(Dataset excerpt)
- - -
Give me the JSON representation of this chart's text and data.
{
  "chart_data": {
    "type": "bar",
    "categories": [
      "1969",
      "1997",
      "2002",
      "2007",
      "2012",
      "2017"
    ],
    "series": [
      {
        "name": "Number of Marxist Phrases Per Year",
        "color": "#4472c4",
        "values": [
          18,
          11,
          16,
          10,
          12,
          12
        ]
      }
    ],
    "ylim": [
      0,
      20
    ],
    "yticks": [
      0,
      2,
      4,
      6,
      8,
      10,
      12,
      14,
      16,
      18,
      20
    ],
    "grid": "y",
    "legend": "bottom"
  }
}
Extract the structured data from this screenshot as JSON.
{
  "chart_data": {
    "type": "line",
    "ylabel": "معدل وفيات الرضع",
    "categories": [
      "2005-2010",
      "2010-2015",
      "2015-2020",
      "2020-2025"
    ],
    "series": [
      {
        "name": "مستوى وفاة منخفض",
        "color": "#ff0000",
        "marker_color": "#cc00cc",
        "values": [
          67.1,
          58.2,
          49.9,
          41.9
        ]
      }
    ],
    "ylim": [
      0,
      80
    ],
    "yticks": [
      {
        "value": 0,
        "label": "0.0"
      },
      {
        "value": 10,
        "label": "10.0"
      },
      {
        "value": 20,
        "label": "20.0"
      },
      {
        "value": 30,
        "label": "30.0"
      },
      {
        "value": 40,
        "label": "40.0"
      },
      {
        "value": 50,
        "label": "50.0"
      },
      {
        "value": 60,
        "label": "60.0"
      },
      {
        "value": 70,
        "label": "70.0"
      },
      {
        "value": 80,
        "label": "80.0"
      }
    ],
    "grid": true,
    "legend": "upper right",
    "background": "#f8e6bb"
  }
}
- - -
▶ _Required task_:
Reproduce all the data word for word.

▶ _Reply to the exercise_:
Give me the JSON representation of this chart's text and data.
{
  "chart_data": {
    "type": "bar",
    "categories": [
      "1969",
      "1997",
      "2002",
      "2007",
      "2012",
      "2017"
    ],
    "series": [
      {
        "name": "Number of Marxist Phrases Per Year",
        "color": "#4472c4",
        "values": [
          18,
          11,
          16,
          10,
          12,
          12
        ]
      }
    ],
    "ylim": [
      0,
      20
    ],
    "yticks": [
      0,
      2,
      4,
      6,
      8,
      10,
      12,
      14,
      16,
      18,
      20
    ],
    "grid": "y",
    "legend": "bottom"
  }
}
Extract the structured data from this screenshot as JSON.
{
  "chart_data": {
    "type": "line",
    "ylabel": "معدل وفيات الرضع",
    "categories": [
      "2005-2010",
      "2010-2015",
      "2015-2020",
      "2020-2025"
    ],
    "series": [
      {
        "name": "مستوى وفاة منخفض",
        "color": "#ff0000",
        "marker_color": "#cc00cc",
        "values": [
          67.1,
          58.2,
          49.9,
          41.9
        ]
      }
    ],
    "ylim": [
      0,
      80
    ],
    "yticks": [
      {
        "value": 0,
        "label": "0.0"
      },
      {
        "value": 10,
        "label": "10.0"
      },
      {
        "value": 20,
        "label": "20.0"
      },
      {
        "value": 30,
        "label": "30.0"
      },
      {
        "value": 40,
        "label": "40.0"
      },
      {
        "value": 50,
        "label": "50.0"
      },
      {
        "value": 60,
        "label": "60.0"
      },
      {
        "value": 70,
        "label": "70.0"
      },
      {
        "value": 80,
        "label": "80.0"
      }
    ],
    "grid": true,
    "legend": "upper right",
    "background": "#f8e6bb"
  }
}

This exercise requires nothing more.